Data records >>
────

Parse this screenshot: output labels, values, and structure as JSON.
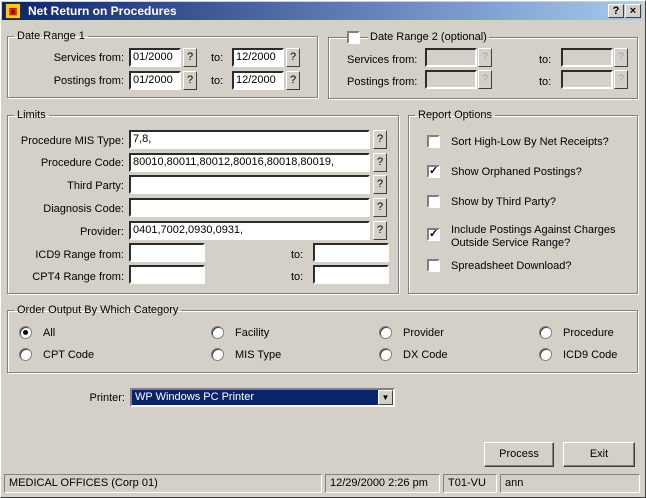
{
  "window": {
    "title": "Net Return on Procedures",
    "help_label": "?",
    "close_label": "×"
  },
  "date_range1": {
    "legend": "Date Range 1",
    "services_label": "Services from:",
    "services_from": "01/2000",
    "services_to": "12/2000",
    "postings_label": "Postings from:",
    "postings_from": "01/2000",
    "postings_to": "12/2000",
    "to_label": "to:"
  },
  "date_range2": {
    "legend": "Date Range 2 (optional)",
    "checked": false,
    "services_label": "Services from:",
    "postings_label": "Postings from:",
    "to_label": "to:"
  },
  "limits": {
    "legend": "Limits",
    "procedure_mis_type_label": "Procedure MIS Type:",
    "procedure_mis_type": "7,8,",
    "procedure_code_label": "Procedure Code:",
    "procedure_code": "80010,80011,80012,80016,80018,80019,",
    "third_party_label": "Third Party:",
    "third_party": "",
    "diagnosis_code_label": "Diagnosis Code:",
    "diagnosis_code": "",
    "provider_label": "Provider:",
    "provider": "0401,7002,0930,0931,",
    "icd9_label": "ICD9 Range from:",
    "cpt4_label": "CPT4 Range from:",
    "to_label": "to:"
  },
  "report_options": {
    "legend": "Report Options",
    "items": [
      {
        "label": "Sort High-Low By Net Receipts?",
        "checked": false
      },
      {
        "label": "Show Orphaned Postings?",
        "checked": true
      },
      {
        "label": "Show by Third Party?",
        "checked": false
      },
      {
        "label": "Include Postings Against Charges",
        "label2": "Outside Service Range?",
        "checked": true
      },
      {
        "label": "Spreadsheet  Download?",
        "checked": false
      }
    ]
  },
  "order_output": {
    "legend": "Order Output By Which Category",
    "options": [
      "All",
      "Facility",
      "Provider",
      "Procedure",
      "CPT Code",
      "MIS Type",
      "DX Code",
      "ICD9 Code"
    ],
    "selected": "All"
  },
  "printer": {
    "label": "Printer:",
    "value": "WP   Windows PC Printer"
  },
  "buttons": {
    "process": "Process",
    "exit": "Exit"
  },
  "status_bar": {
    "office": "MEDICAL OFFICES (Corp 01)",
    "datetime": "12/29/2000  2:26 pm",
    "terminal": "T01-VU",
    "user": "ann"
  },
  "glyphs": {
    "question": "?",
    "check": "✓",
    "dropdown": "▼"
  }
}
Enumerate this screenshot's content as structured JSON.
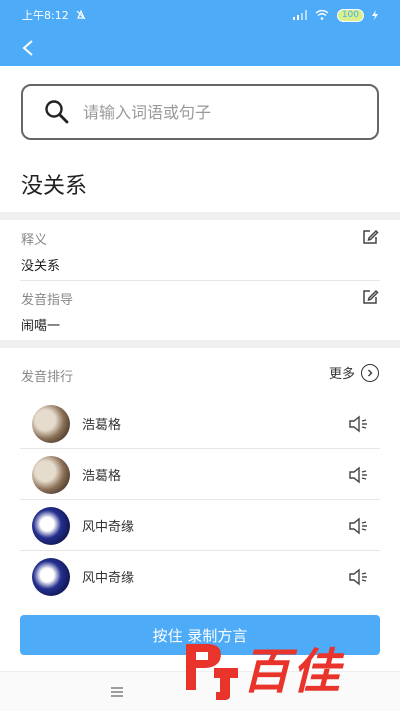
{
  "status_bar": {
    "time": "上午8:12",
    "battery": "100"
  },
  "search": {
    "placeholder": "请输入词语或句子"
  },
  "word": {
    "title": "没关系"
  },
  "definition": {
    "label": "释义",
    "value": "没关系"
  },
  "pronunciation": {
    "label": "发音指导",
    "value": "闹噶一"
  },
  "ranking": {
    "label": "发音排行",
    "more": "更多",
    "items": [
      {
        "name": "浩葛格"
      },
      {
        "name": "浩葛格"
      },
      {
        "name": "风中奇缘"
      },
      {
        "name": "风中奇缘"
      }
    ]
  },
  "record_button": {
    "label": "按住 录制方言"
  },
  "watermark": {
    "text": "百佳"
  },
  "colors": {
    "primary": "#4dabf7",
    "watermark": "#e8342b"
  }
}
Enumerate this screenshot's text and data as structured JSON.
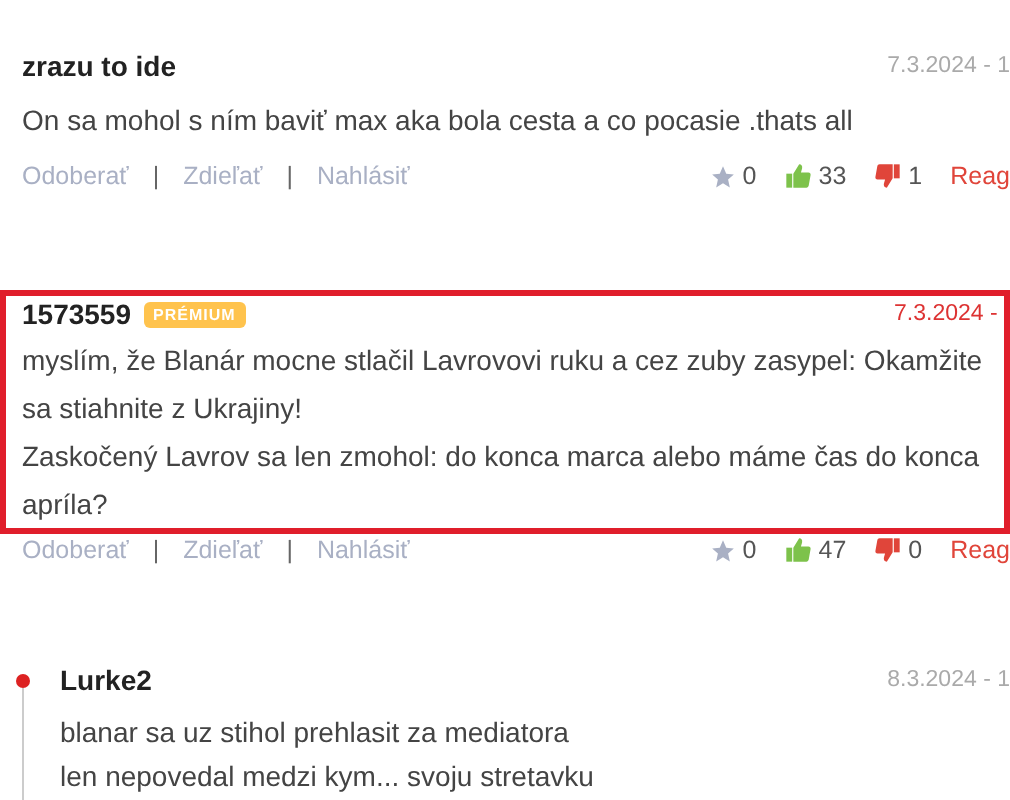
{
  "comments": [
    {
      "author": "zrazu to ide",
      "date": "7.3.2024 - 1",
      "highlighted": false,
      "reply": false,
      "paragraphs": [
        "On sa mohol s ním baviť max aka bola cesta a co pocasie .thats all"
      ],
      "actions": {
        "links": [
          "Odoberať",
          "Zdieľať",
          "Nahlásiť"
        ],
        "separators": [
          "|",
          "|"
        ],
        "favorites": "0",
        "likes": "33",
        "dislikes": "1",
        "react": "Reag"
      }
    },
    {
      "author": "1573559",
      "badge": "PRÉMIUM",
      "date": "7.3.2024 - ",
      "highlighted": true,
      "reply": false,
      "paragraphs": [
        "myslím, že Blanár mocne stlačil Lavrovovi ruku a cez zuby zasypel: Okamžite sa stiahnite z Ukrajiny!",
        "Zaskočený Lavrov sa len zmohol: do konca marca alebo máme čas do konca apríla?"
      ],
      "actions": {
        "links": [
          "Odoberať",
          "Zdieľať",
          "Nahlásiť"
        ],
        "separators": [
          "|",
          "|"
        ],
        "favorites": "0",
        "likes": "47",
        "dislikes": "0",
        "react": "Reag"
      }
    },
    {
      "author": "Lurke2",
      "date": "8.3.2024 - 1",
      "highlighted": false,
      "reply": true,
      "paragraphs": [
        "blanar sa uz stihol prehlasit za mediatora",
        "len nepovedal medzi kym... svoju stretavku"
      ]
    }
  ]
}
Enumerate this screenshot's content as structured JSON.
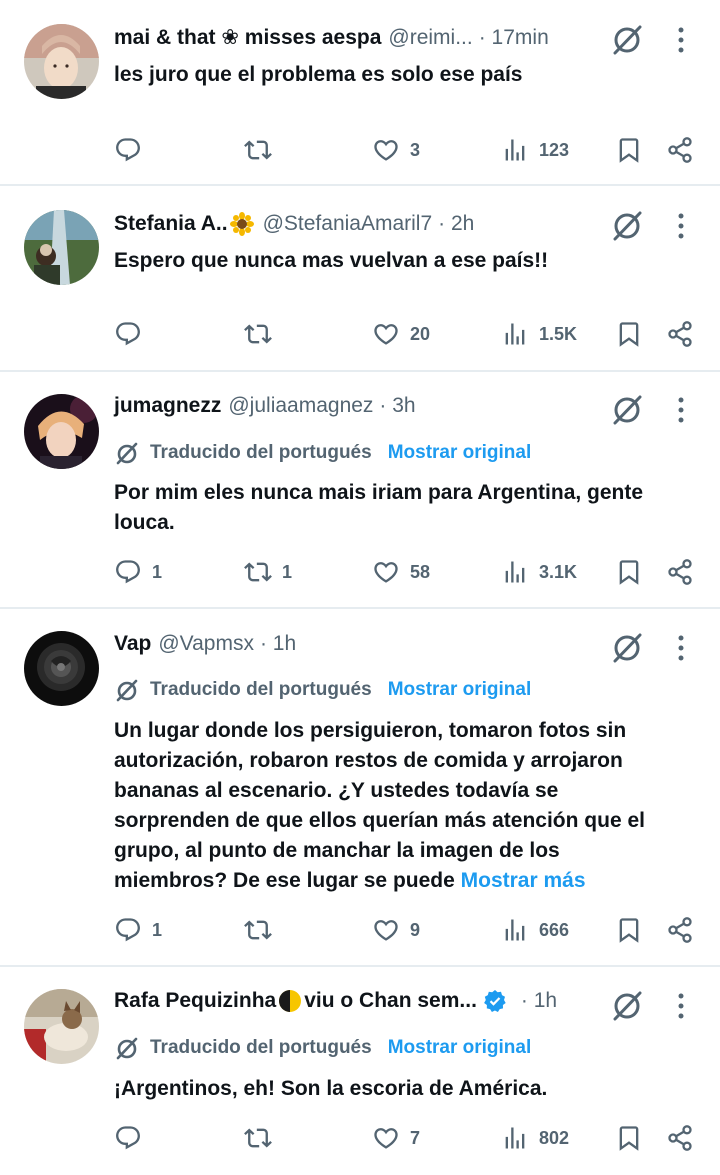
{
  "tweets": [
    {
      "name": "mai & that ❀ misses aespa",
      "handle": "@reimi...",
      "time": "· 17min",
      "text": "les juro que el problema es solo ese país",
      "reply_count": "",
      "retweet_count": "",
      "like_count": "3",
      "view_count": "123"
    },
    {
      "name": "Stefania A..",
      "handle": "@StefaniaAmaril7",
      "time": "· 2h",
      "text": "Espero que nunca mas vuelvan a ese país!!",
      "reply_count": "",
      "retweet_count": "",
      "like_count": "20",
      "view_count": "1.5K"
    },
    {
      "name": "jumagnezz",
      "handle": "@juliaamagnez",
      "time": "· 3h",
      "translated_label": "Traducido del portugués",
      "show_original": "Mostrar original",
      "text_lines": [
        "Por mim eles nunca mais iriam para Argentina, gente",
        "louca."
      ],
      "reply_count": "1",
      "retweet_count": "1",
      "like_count": "58",
      "view_count": "3.1K"
    },
    {
      "name": "Vap",
      "handle": "@Vapmsx",
      "time": "· 1h",
      "translated_label": "Traducido del portugués",
      "show_original": "Mostrar original",
      "text_lines": [
        "Un lugar donde los persiguieron, tomaron fotos sin",
        "autorización, robaron restos de comida y arrojaron",
        "bananas al escenario. ¿Y ustedes todavía se",
        "sorprenden de que ellos querían más atención que el",
        "grupo, al punto de manchar la imagen de los",
        "miembros? De ese lugar se puede"
      ],
      "show_more": "Mostrar más",
      "reply_count": "1",
      "retweet_count": "",
      "like_count": "9",
      "view_count": "666"
    },
    {
      "name_part1": "Rafa Pequizinha",
      "name_part2": "viu o Chan sem...",
      "time": "· 1h",
      "translated_label": "Traducido del portugués",
      "show_original": "Mostrar original",
      "text": "¡Argentinos, eh! Son la escoria de América.",
      "reply_count": "",
      "retweet_count": "",
      "like_count": "7",
      "view_count": "802"
    }
  ],
  "icons": {
    "reply": "reply-icon",
    "retweet": "retweet-icon",
    "like": "heart-icon",
    "views": "views-icon",
    "bookmark": "bookmark-icon",
    "share": "share-icon",
    "grok": "grok-icon",
    "more": "more-icon",
    "translate": "translate-icon"
  },
  "colors": {
    "link": "#1d9bf0",
    "secondary": "#536471",
    "text": "#0f1419",
    "verified": "#1d9bf0",
    "divider": "#e6ecf0"
  }
}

────

Task to complete >> Reproduce the whole listing above word for word, but not its pictures.

Written solution >>
Parse this screenshot: output labels, values, and structure as JSON.
{
  "window": {
    "title": "Net Return on Procedures",
    "help_label": "?",
    "close_label": "×"
  },
  "date_range1": {
    "legend": "Date Range 1",
    "services_label": "Services from:",
    "services_from": "01/2000",
    "services_to": "12/2000",
    "postings_label": "Postings from:",
    "postings_from": "01/2000",
    "postings_to": "12/2000",
    "to_label": "to:"
  },
  "date_range2": {
    "legend": "Date Range 2 (optional)",
    "checked": false,
    "services_label": "Services from:",
    "postings_label": "Postings from:",
    "to_label": "to:"
  },
  "limits": {
    "legend": "Limits",
    "procedure_mis_type_label": "Procedure MIS Type:",
    "procedure_mis_type": "7,8,",
    "procedure_code_label": "Procedure Code:",
    "procedure_code": "80010,80011,80012,80016,80018,80019,",
    "third_party_label": "Third Party:",
    "third_party": "",
    "diagnosis_code_label": "Diagnosis Code:",
    "diagnosis_code": "",
    "provider_label": "Provider:",
    "provider": "0401,7002,0930,0931,",
    "icd9_label": "ICD9 Range from:",
    "cpt4_label": "CPT4 Range from:",
    "to_label": "to:"
  },
  "report_options": {
    "legend": "Report Options",
    "items": [
      {
        "label": "Sort High-Low By Net Receipts?",
        "checked": false
      },
      {
        "label": "Show Orphaned Postings?",
        "checked": true
      },
      {
        "label": "Show by Third Party?",
        "checked": false
      },
      {
        "label": "Include Postings Against Charges",
        "label2": "Outside Service Range?",
        "checked": true
      },
      {
        "label": "Spreadsheet  Download?",
        "checked": false
      }
    ]
  },
  "order_output": {
    "legend": "Order Output By Which Category",
    "options": [
      "All",
      "Facility",
      "Provider",
      "Procedure",
      "CPT Code",
      "MIS Type",
      "DX Code",
      "ICD9 Code"
    ],
    "selected": "All"
  },
  "printer": {
    "label": "Printer:",
    "value": "WP   Windows PC Printer"
  },
  "buttons": {
    "process": "Process",
    "exit": "Exit"
  },
  "status_bar": {
    "office": "MEDICAL OFFICES (Corp 01)",
    "datetime": "12/29/2000  2:26 pm",
    "terminal": "T01-VU",
    "user": "ann"
  },
  "glyphs": {
    "question": "?",
    "check": "✓",
    "dropdown": "▼"
  }
}
Enumerate this screenshot's content as structured JSON.
{
  "status_bar": {
    "time": "上午8:12",
    "battery": "100"
  },
  "search": {
    "placeholder": "请输入词语或句子"
  },
  "word": {
    "title": "没关系"
  },
  "definition": {
    "label": "释义",
    "value": "没关系"
  },
  "pronunciation": {
    "label": "发音指导",
    "value": "闹噶一"
  },
  "ranking": {
    "label": "发音排行",
    "more": "更多",
    "items": [
      {
        "name": "浩葛格"
      },
      {
        "name": "浩葛格"
      },
      {
        "name": "风中奇缘"
      },
      {
        "name": "风中奇缘"
      }
    ]
  },
  "record_button": {
    "label": "按住 录制方言"
  },
  "watermark": {
    "text": "百佳"
  },
  "colors": {
    "primary": "#4dabf7",
    "watermark": "#e8342b"
  }
}
Enumerate this screenshot's text and data as structured JSON.
{
  "comments": [
    {
      "author": "zrazu to ide",
      "date": "7.3.2024 - 1",
      "highlighted": false,
      "reply": false,
      "paragraphs": [
        "On sa mohol s ním baviť max aka bola cesta a co pocasie .thats all"
      ],
      "actions": {
        "links": [
          "Odoberať",
          "Zdieľať",
          "Nahlásiť"
        ],
        "separators": [
          "|",
          "|"
        ],
        "favorites": "0",
        "likes": "33",
        "dislikes": "1",
        "react": "Reag"
      }
    },
    {
      "author": "1573559",
      "badge": "PRÉMIUM",
      "date": "7.3.2024 - ",
      "highlighted": true,
      "reply": false,
      "paragraphs": [
        "myslím, že Blanár mocne stlačil Lavrovovi ruku a cez zuby zasypel: Okamžite sa stiahnite z Ukrajiny!",
        "Zaskočený Lavrov sa len zmohol: do konca marca alebo máme čas do konca apríla?"
      ],
      "actions": {
        "links": [
          "Odoberať",
          "Zdieľať",
          "Nahlásiť"
        ],
        "separators": [
          "|",
          "|"
        ],
        "favorites": "0",
        "likes": "47",
        "dislikes": "0",
        "react": "Reag"
      }
    },
    {
      "author": "Lurke2",
      "date": "8.3.2024 - 1",
      "highlighted": false,
      "reply": true,
      "paragraphs": [
        "blanar sa uz stihol prehlasit za mediatora",
        "len nepovedal medzi kym... svoju stretavku"
      ]
    }
  ]
}
Enumerate this screenshot's content as structured JSON.
{
  "tweets": [
    {
      "name": "mai & that ❀ misses aespa",
      "handle": "@reimi...",
      "time": "· 17min",
      "text": "les juro que el problema es solo ese país",
      "reply_count": "",
      "retweet_count": "",
      "like_count": "3",
      "view_count": "123"
    },
    {
      "name": "Stefania A..",
      "handle": "@StefaniaAmaril7",
      "time": "· 2h",
      "text": "Espero que nunca mas vuelvan a ese país!!",
      "reply_count": "",
      "retweet_count": "",
      "like_count": "20",
      "view_count": "1.5K"
    },
    {
      "name": "jumagnezz",
      "handle": "@juliaamagnez",
      "time": "· 3h",
      "translated_label": "Traducido del portugués",
      "show_original": "Mostrar original",
      "text_lines": [
        "Por mim eles nunca mais iriam para Argentina, gente",
        "louca."
      ],
      "reply_count": "1",
      "retweet_count": "1",
      "like_count": "58",
      "view_count": "3.1K"
    },
    {
      "name": "Vap",
      "handle": "@Vapmsx",
      "time": "· 1h",
      "translated_label": "Traducido del portugués",
      "show_original": "Mostrar original",
      "text_lines": [
        "Un lugar donde los persiguieron, tomaron fotos sin",
        "autorización, robaron restos de comida y arrojaron",
        "bananas al escenario. ¿Y ustedes todavía se",
        "sorprenden de que ellos querían más atención que el",
        "grupo, al punto de manchar la imagen de los",
        "miembros? De ese lugar se puede"
      ],
      "show_more": "Mostrar más",
      "reply_count": "1",
      "retweet_count": "",
      "like_count": "9",
      "view_count": "666"
    },
    {
      "name_part1": "Rafa Pequizinha",
      "name_part2": "viu o Chan sem...",
      "time": "· 1h",
      "translated_label": "Traducido del portugués",
      "show_original": "Mostrar original",
      "text": "¡Argentinos, eh! Son la escoria de América.",
      "reply_count": "",
      "retweet_count": "",
      "like_count": "7",
      "view_count": "802"
    }
  ],
  "icons": {
    "reply": "reply-icon",
    "retweet": "retweet-icon",
    "like": "heart-icon",
    "views": "views-icon",
    "bookmark": "bookmark-icon",
    "share": "share-icon",
    "grok": "grok-icon",
    "more": "more-icon",
    "translate": "translate-icon"
  },
  "colors": {
    "link": "#1d9bf0",
    "secondary": "#536471",
    "text": "#0f1419",
    "verified": "#1d9bf0",
    "divider": "#e6ecf0"
  }
}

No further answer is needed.